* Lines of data
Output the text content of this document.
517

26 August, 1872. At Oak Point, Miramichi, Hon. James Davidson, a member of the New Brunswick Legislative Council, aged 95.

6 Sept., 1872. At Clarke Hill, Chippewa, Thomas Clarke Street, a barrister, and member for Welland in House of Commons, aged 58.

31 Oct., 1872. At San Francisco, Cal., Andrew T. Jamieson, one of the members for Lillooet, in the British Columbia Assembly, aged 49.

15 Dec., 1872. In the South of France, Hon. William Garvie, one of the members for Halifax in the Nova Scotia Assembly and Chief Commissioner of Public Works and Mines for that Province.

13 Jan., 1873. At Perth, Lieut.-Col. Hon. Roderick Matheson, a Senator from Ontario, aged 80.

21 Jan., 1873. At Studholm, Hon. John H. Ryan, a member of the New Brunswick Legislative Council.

* Requirement
Copy out all of the lines above exactly.

* Correct response
Output the text content of this document.
517

26 August, 1872. At Oak Point, Miramichi, Hon. James Davidson, a member of the New Brunswick Legislative Council, aged 95.

6 Sept., 1872. At Clarke Hill, Chippewa, Thomas Clarke Street, a barrister, and member for Welland in House of Commons, aged 58.

31 Oct., 1872. At San Francisco, Cal., Andrew T. Jamieson, one of the members for Lillooet, in the British Columbia Assembly, aged 49.

15 Dec., 1872. In the South of France, Hon. William Garvie, one of the members for Halifax in the Nova Scotia Assembly and Chief Commissioner of Public Works and Mines for that Province.

13 Jan., 1873. At Perth, Lieut.-Col. Hon. Roderick Matheson, a Senator from Ontario, aged 80.

21 Jan., 1873. At Studholm, Hon. John H. Ryan, a member of the New Brunswick Legislative Council.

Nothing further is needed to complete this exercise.